JOB => Copy every line in which the string "Złotoryja" occurs.

INPUT =>
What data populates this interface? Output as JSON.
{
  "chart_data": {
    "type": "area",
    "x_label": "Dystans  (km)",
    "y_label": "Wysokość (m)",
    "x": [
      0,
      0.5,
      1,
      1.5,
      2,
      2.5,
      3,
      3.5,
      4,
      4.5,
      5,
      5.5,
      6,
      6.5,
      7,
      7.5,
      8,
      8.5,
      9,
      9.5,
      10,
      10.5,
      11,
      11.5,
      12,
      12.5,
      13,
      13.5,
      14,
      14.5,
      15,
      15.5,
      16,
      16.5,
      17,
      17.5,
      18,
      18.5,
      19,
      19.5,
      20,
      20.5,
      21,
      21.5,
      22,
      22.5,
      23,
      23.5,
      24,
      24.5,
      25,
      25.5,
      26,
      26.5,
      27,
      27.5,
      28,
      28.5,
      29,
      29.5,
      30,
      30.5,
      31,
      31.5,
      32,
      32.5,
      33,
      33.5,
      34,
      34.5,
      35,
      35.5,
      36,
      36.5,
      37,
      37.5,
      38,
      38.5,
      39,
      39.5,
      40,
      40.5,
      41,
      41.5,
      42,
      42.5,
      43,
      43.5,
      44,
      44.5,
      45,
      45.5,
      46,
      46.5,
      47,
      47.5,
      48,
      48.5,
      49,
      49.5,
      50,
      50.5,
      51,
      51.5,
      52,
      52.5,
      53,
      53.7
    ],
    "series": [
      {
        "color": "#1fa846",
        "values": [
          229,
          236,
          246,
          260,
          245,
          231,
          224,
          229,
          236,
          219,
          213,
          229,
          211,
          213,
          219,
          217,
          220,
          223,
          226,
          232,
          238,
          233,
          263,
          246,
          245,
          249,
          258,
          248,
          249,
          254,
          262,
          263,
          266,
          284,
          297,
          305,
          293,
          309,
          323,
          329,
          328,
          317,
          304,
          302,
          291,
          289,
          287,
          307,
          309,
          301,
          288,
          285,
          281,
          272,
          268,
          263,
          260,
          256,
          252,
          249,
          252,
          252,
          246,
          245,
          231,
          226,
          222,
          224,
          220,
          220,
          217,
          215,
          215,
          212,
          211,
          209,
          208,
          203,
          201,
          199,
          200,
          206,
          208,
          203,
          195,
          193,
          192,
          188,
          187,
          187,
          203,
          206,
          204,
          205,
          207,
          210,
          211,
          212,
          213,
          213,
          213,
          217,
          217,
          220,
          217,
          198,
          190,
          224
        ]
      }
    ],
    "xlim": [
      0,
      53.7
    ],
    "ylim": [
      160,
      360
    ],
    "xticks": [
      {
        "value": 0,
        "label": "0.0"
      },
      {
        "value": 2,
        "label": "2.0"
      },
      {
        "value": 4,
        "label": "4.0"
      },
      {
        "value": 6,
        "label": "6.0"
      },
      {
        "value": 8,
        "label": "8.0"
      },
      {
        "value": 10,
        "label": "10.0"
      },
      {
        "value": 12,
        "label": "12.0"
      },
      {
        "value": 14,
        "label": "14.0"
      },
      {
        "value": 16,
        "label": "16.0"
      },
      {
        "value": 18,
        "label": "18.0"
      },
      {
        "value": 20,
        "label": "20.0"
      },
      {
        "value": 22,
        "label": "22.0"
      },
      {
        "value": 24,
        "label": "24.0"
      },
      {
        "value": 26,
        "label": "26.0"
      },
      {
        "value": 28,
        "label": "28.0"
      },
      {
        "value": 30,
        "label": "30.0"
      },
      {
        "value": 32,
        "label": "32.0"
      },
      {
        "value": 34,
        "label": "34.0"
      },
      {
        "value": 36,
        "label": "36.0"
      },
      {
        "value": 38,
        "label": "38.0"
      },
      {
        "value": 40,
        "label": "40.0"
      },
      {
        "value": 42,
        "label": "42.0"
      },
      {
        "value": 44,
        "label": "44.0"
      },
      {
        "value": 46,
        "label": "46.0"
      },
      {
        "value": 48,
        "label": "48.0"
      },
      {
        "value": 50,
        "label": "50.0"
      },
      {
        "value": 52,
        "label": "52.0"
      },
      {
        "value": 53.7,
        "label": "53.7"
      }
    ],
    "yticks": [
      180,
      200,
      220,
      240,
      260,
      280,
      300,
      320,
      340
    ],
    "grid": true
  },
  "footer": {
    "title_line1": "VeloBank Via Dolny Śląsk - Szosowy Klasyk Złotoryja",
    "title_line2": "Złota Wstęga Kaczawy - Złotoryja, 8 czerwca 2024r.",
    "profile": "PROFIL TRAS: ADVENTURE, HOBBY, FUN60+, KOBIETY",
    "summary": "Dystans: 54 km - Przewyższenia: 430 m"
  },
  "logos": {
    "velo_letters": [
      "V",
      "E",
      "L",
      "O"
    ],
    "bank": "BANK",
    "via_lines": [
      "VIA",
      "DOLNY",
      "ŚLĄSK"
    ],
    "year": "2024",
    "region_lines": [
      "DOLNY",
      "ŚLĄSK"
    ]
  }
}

OUTPUT OF THE TASK =>
    "title_line1": "VeloBank Via Dolny Śląsk - Szosowy Klasyk Złotoryja",
    "title_line2": "Złota Wstęga Kaczawy - Złotoryja, 8 czerwca 2024r.",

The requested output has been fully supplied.